* The problem
Copy out every line in which the string "image" occurs.

* The input
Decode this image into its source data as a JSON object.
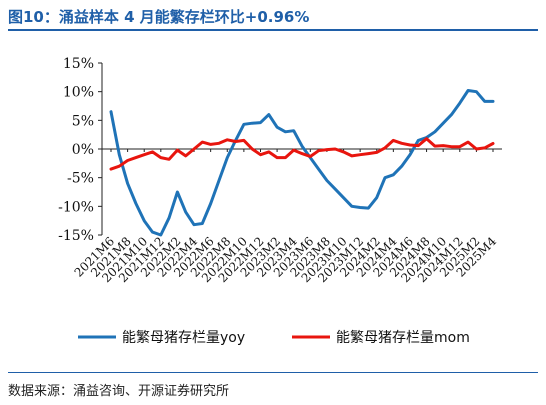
{
  "header": {
    "title": "图10：涌益样本 4 月能繁存栏环比+0.96%"
  },
  "footer": {
    "source": "数据来源：涌益咨询、开源证券研究所"
  },
  "chart_data": {
    "type": "line",
    "title": "",
    "xlabel": "",
    "ylabel": "",
    "ylim": [
      -15,
      15
    ],
    "yticks": [
      "15%",
      "10%",
      "5%",
      "0%",
      "-5%",
      "-10%",
      "-15%"
    ],
    "ytick_values": [
      15,
      10,
      5,
      0,
      -5,
      -10,
      -15
    ],
    "xticks": [
      "2021M6",
      "2021M8",
      "2021M10",
      "2021M12",
      "2022M2",
      "2022M4",
      "2022M6",
      "2022M8",
      "2022M10",
      "2022M12",
      "2023M2",
      "2023M4",
      "2023M6",
      "2023M8",
      "2023M10",
      "2023M12",
      "2024M2",
      "2024M4",
      "2024M6",
      "2024M8",
      "2024M10",
      "2024M12",
      "2025M2",
      "2025M4"
    ],
    "legend_position": "bottom",
    "x": [
      "2021M6",
      "2021M7",
      "2021M8",
      "2021M9",
      "2021M10",
      "2021M11",
      "2021M12",
      "2022M1",
      "2022M2",
      "2022M3",
      "2022M4",
      "2022M5",
      "2022M6",
      "2022M7",
      "2022M8",
      "2022M9",
      "2022M10",
      "2022M11",
      "2022M12",
      "2023M1",
      "2023M2",
      "2023M3",
      "2023M4",
      "2023M5",
      "2023M6",
      "2023M7",
      "2023M8",
      "2023M9",
      "2023M10",
      "2023M11",
      "2023M12",
      "2024M1",
      "2024M2",
      "2024M3",
      "2024M4",
      "2024M5",
      "2024M6",
      "2024M7",
      "2024M8",
      "2024M9",
      "2024M10",
      "2024M11",
      "2024M12",
      "2025M1",
      "2025M2",
      "2025M3",
      "2025M4"
    ],
    "series": [
      {
        "name": "能繁母猪存栏量yoy",
        "color": "#1f73b7",
        "values": [
          6.5,
          -1.0,
          -6.0,
          -9.5,
          -12.5,
          -14.5,
          -15.0,
          -12.0,
          -7.5,
          -11.0,
          -13.2,
          -13.0,
          -9.5,
          -5.5,
          -1.5,
          1.5,
          4.3,
          4.5,
          4.6,
          6.0,
          3.8,
          3.0,
          3.2,
          0.5,
          -1.5,
          -3.5,
          -5.5,
          -7.0,
          -8.5,
          -10.0,
          -10.2,
          -10.3,
          -8.5,
          -5.0,
          -4.5,
          -3.0,
          -1.0,
          1.5,
          2.0,
          3.0,
          4.5,
          6.0,
          8.0,
          10.2,
          10.0,
          8.3,
          8.3
        ]
      },
      {
        "name": "能繁母猪存栏量mom",
        "color": "#e8150e",
        "values": [
          -3.5,
          -3.0,
          -2.0,
          -1.5,
          -1.0,
          -0.5,
          -1.5,
          -1.8,
          -0.2,
          -1.2,
          0.0,
          1.2,
          0.8,
          1.0,
          1.6,
          1.3,
          1.5,
          0.0,
          -1.0,
          -0.5,
          -1.5,
          -1.5,
          -0.2,
          -0.8,
          -1.3,
          -0.3,
          -0.1,
          0.0,
          -0.5,
          -1.2,
          -1.0,
          -0.8,
          -0.6,
          0.2,
          1.5,
          1.0,
          0.7,
          0.6,
          1.8,
          0.5,
          0.6,
          0.4,
          0.4,
          1.2,
          0.0,
          0.2,
          0.96
        ]
      }
    ]
  }
}
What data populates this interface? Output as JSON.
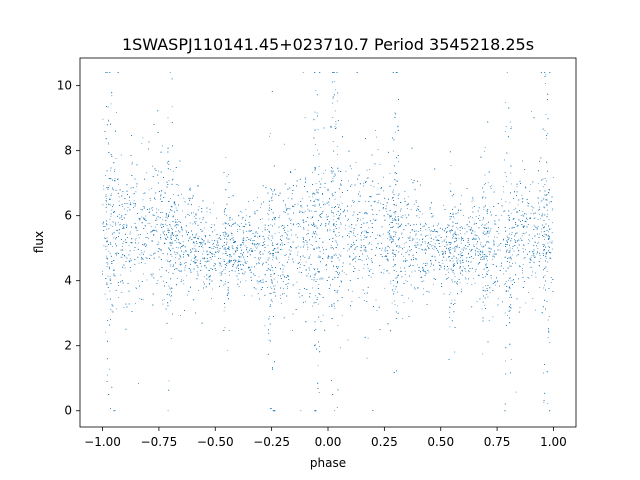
{
  "chart_data": {
    "type": "scatter",
    "title": "1SWASPJ110141.45+023710.7 Period 3545218.25s",
    "xlabel": "phase",
    "ylabel": "flux",
    "xlim": [
      -1.1,
      1.1
    ],
    "ylim": [
      -0.5,
      10.85
    ],
    "xticks": [
      -1.0,
      -0.75,
      -0.5,
      -0.25,
      0.0,
      0.25,
      0.5,
      0.75,
      1.0
    ],
    "xtick_labels": [
      "−1.00",
      "−0.75",
      "−0.50",
      "−0.25",
      "0.00",
      "0.25",
      "0.50",
      "0.75",
      "1.00"
    ],
    "yticks": [
      0,
      2,
      4,
      6,
      8,
      10
    ],
    "ytick_labels": [
      "0",
      "2",
      "4",
      "6",
      "8",
      "10"
    ],
    "grid": false,
    "marker_color": "#1f77b4",
    "series": [
      {
        "x_range": [
          -1.0,
          1.0
        ],
        "envelope": [
          {
            "phase": -1.0,
            "flux_median": 5.6,
            "flux_low": 3.7,
            "flux_high": 7.0
          },
          {
            "phase": -0.75,
            "flux_median": 5.5,
            "flux_low": 3.9,
            "flux_high": 6.9
          },
          {
            "phase": -0.5,
            "flux_median": 4.9,
            "flux_low": 4.2,
            "flux_high": 5.6
          },
          {
            "phase": -0.25,
            "flux_median": 5.0,
            "flux_low": 3.8,
            "flux_high": 6.0
          },
          {
            "phase": 0.0,
            "flux_median": 5.6,
            "flux_low": 3.7,
            "flux_high": 7.0
          },
          {
            "phase": 0.25,
            "flux_median": 5.5,
            "flux_low": 3.9,
            "flux_high": 6.9
          },
          {
            "phase": 0.5,
            "flux_median": 4.9,
            "flux_low": 4.2,
            "flux_high": 5.6
          },
          {
            "phase": 0.75,
            "flux_median": 5.0,
            "flux_low": 3.8,
            "flux_high": 6.0
          },
          {
            "phase": 1.0,
            "flux_median": 5.6,
            "flux_low": 3.7,
            "flux_high": 7.0
          }
        ],
        "high_scatter_phases": [
          -0.97,
          -0.7,
          -0.45,
          -0.25,
          -0.05,
          0.03,
          0.3,
          0.55,
          0.7,
          0.8,
          0.97
        ],
        "flux_max": 10.4,
        "flux_min": 0.0,
        "n_points": 9000
      }
    ]
  }
}
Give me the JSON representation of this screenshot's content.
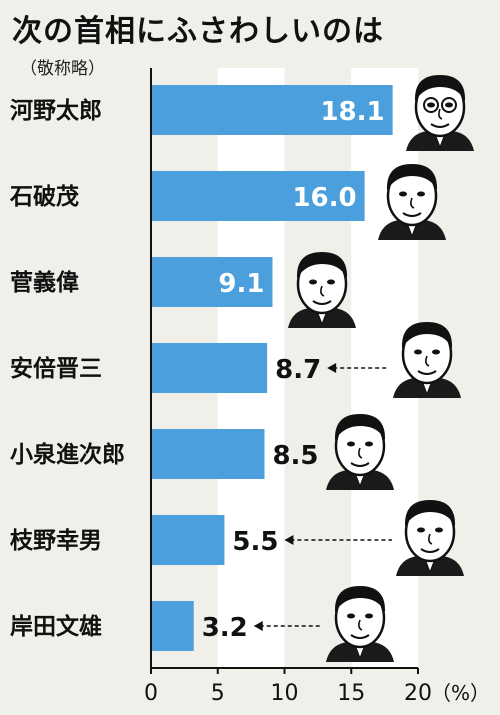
{
  "colors": {
    "bar": "#4a9fdc",
    "background": "#f0efe9",
    "band": "#ffffff",
    "axis": "#111111"
  },
  "portrait_icons": [
    "caricature-portrait-icon"
  ],
  "chart_data": {
    "type": "bar",
    "orientation": "horizontal",
    "title": "次の首相にふさわしいのは",
    "subtitle": "（敬称略）",
    "categories": [
      "河野太郎",
      "石破茂",
      "菅義偉",
      "安倍晋三",
      "小泉進次郎",
      "枝野幸男",
      "岸田文雄"
    ],
    "values": [
      18.1,
      16.0,
      9.1,
      8.7,
      8.5,
      5.5,
      3.2
    ],
    "value_labels": [
      "18.1",
      "16.0",
      "9.1",
      "8.7",
      "8.5",
      "5.5",
      "3.2"
    ],
    "label_inside": [
      true,
      true,
      true,
      false,
      false,
      false,
      false
    ],
    "arrow_to_label": [
      false,
      false,
      false,
      true,
      false,
      true,
      true
    ],
    "xlim": [
      0,
      20
    ],
    "xticks": [
      "0",
      "5",
      "10",
      "15",
      "20"
    ],
    "unit": "（%）",
    "grid": "alternating vertical bands"
  }
}
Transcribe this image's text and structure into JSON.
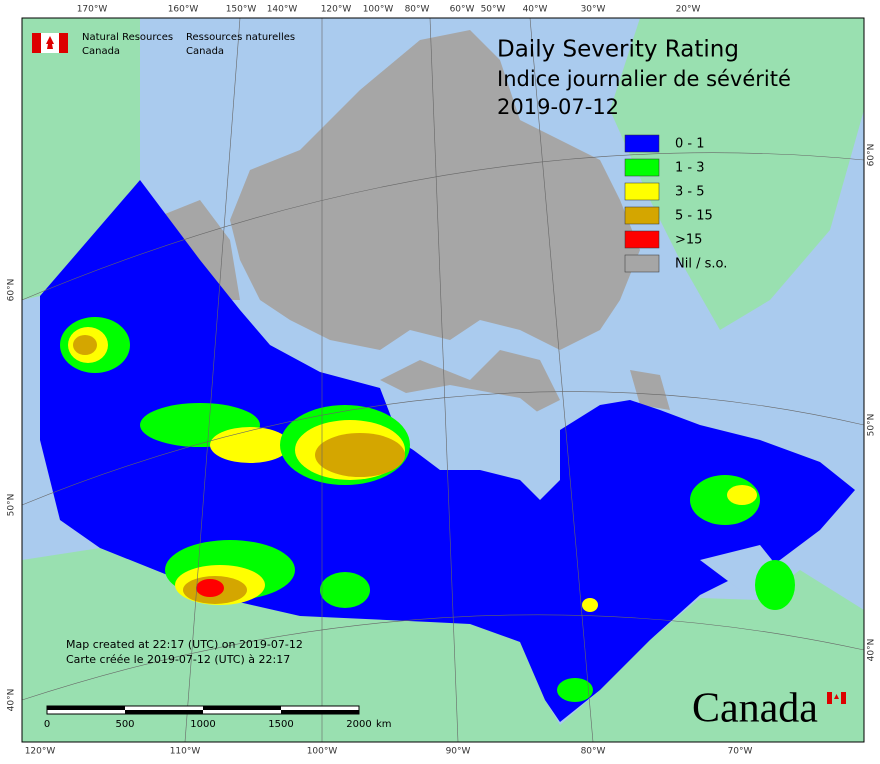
{
  "header": {
    "agency_en": [
      "Natural Resources",
      "Canada"
    ],
    "agency_fr": [
      "Ressources naturelles",
      "Canada"
    ]
  },
  "title": [
    "Daily Severity Rating",
    "Indice journalier de sévérité",
    "2019-07-12"
  ],
  "legend": [
    {
      "label": "0 - 1",
      "color": "#0000ff"
    },
    {
      "label": "1 - 3",
      "color": "#00ff00"
    },
    {
      "label": "3 - 5",
      "color": "#ffff00"
    },
    {
      "label": "5 - 15",
      "color": "#d4a600"
    },
    {
      "label": ">15",
      "color": "#ff0000"
    },
    {
      "label": "Nil / s.o.",
      "color": "#a6a6a6"
    }
  ],
  "graticule": {
    "top": [
      "170°W",
      "160°W",
      "150°W",
      "140°W",
      "120°W",
      "100°W",
      "80°W",
      "60°W",
      "50°W",
      "40°W",
      "30°W",
      "20°W"
    ],
    "bottom": [
      "120°W",
      "110°W",
      "100°W",
      "90°W",
      "80°W",
      "70°W"
    ],
    "left": [
      "60°N",
      "50°N",
      "40°N"
    ],
    "right": [
      "60°N",
      "50°N",
      "40°N"
    ]
  },
  "footer": [
    "Map created at 22:17 (UTC) on 2019-07-12",
    "Carte créée le 2019-07-12 (UTC) à 22:17"
  ],
  "scale_bar": {
    "ticks": [
      "0",
      "500",
      "1000",
      "1500",
      "2000"
    ],
    "unit": "km"
  },
  "wordmark": "Canada"
}
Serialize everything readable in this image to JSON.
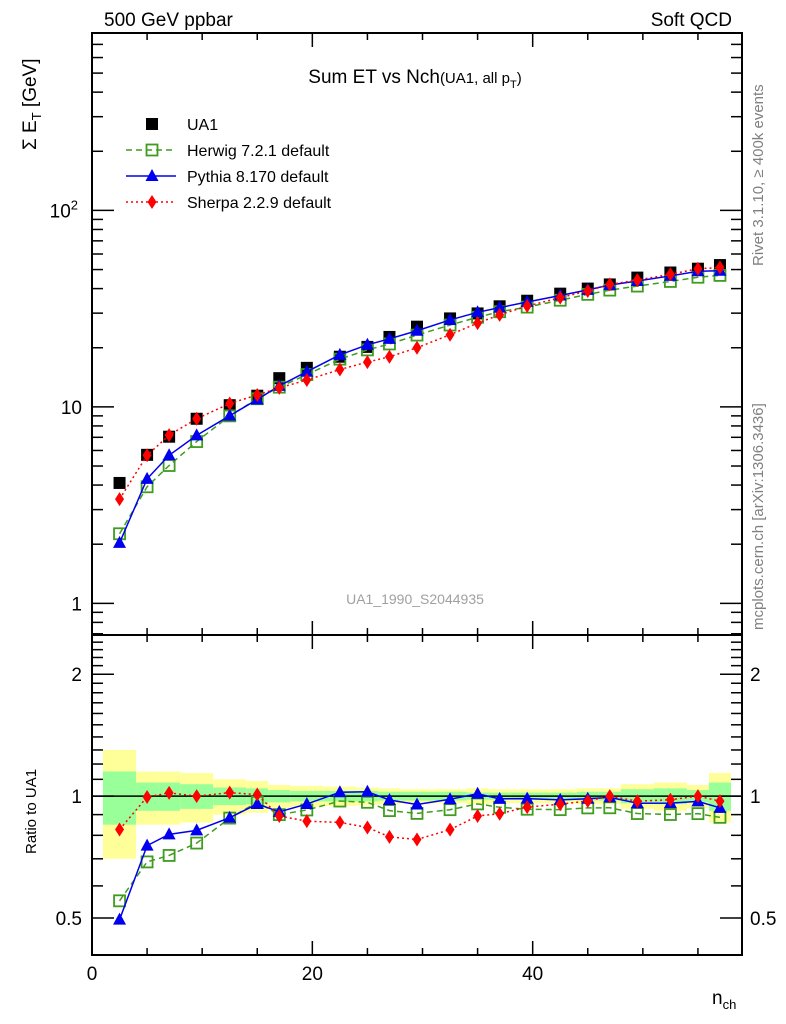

* Response to the exercise
Decode this image into its source data as a JSON object.
Transcribe this image's text and structure into JSON.
Serialize everything readable in this image to JSON.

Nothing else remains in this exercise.